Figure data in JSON

· · · · ·

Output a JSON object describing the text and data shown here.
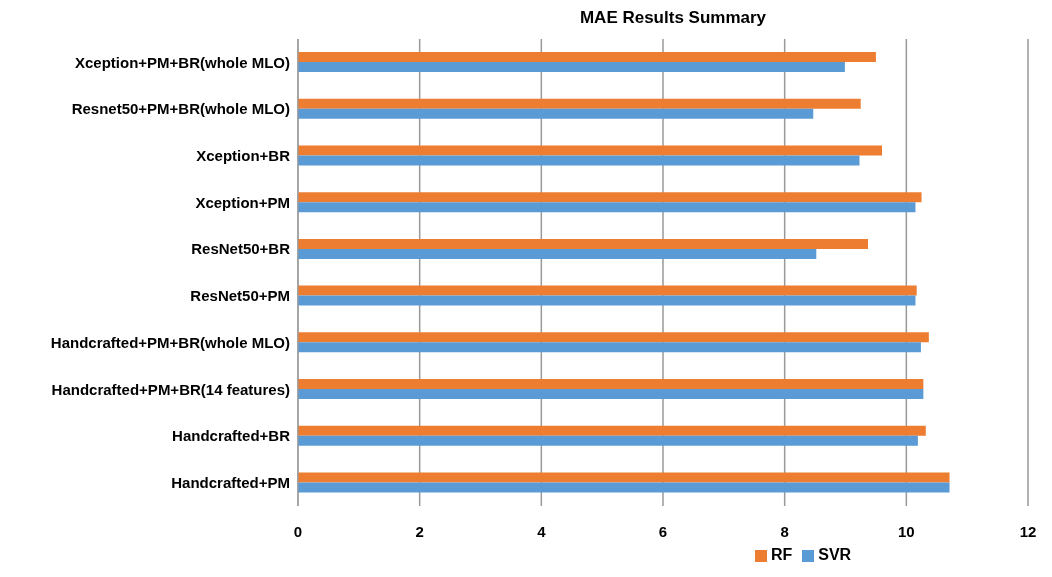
{
  "chart_data": {
    "type": "bar",
    "orientation": "horizontal",
    "title": "MAE Results Summary",
    "categories": [
      "Xception+PM+BR(whole MLO)",
      "Resnet50+PM+BR(whole MLO)",
      "Xception+BR",
      "Xception+PM",
      "ResNet50+BR",
      "ResNet50+PM",
      "Handcrafted+PM+BR(whole MLO)",
      "Handcrafted+PM+BR(14 features)",
      "Handcrafted+BR",
      "Handcrafted+PM"
    ],
    "series": [
      {
        "name": "RF",
        "color": "#ed7d31",
        "values": [
          9.5,
          9.25,
          9.6,
          10.25,
          9.37,
          10.17,
          10.37,
          10.28,
          10.32,
          10.71
        ]
      },
      {
        "name": "SVR",
        "color": "#5b9bd5",
        "values": [
          8.99,
          8.47,
          9.23,
          10.15,
          8.52,
          10.15,
          10.24,
          10.28,
          10.19,
          10.71
        ]
      }
    ],
    "xlim": [
      0,
      12
    ],
    "xticks": [
      0,
      2,
      4,
      6,
      8,
      10,
      12
    ],
    "grid": "x",
    "legend": "bottom"
  }
}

· · · · ·

◆ **What is asked**
State only how many lines in the material include "whole".

◆ **Final answer**
3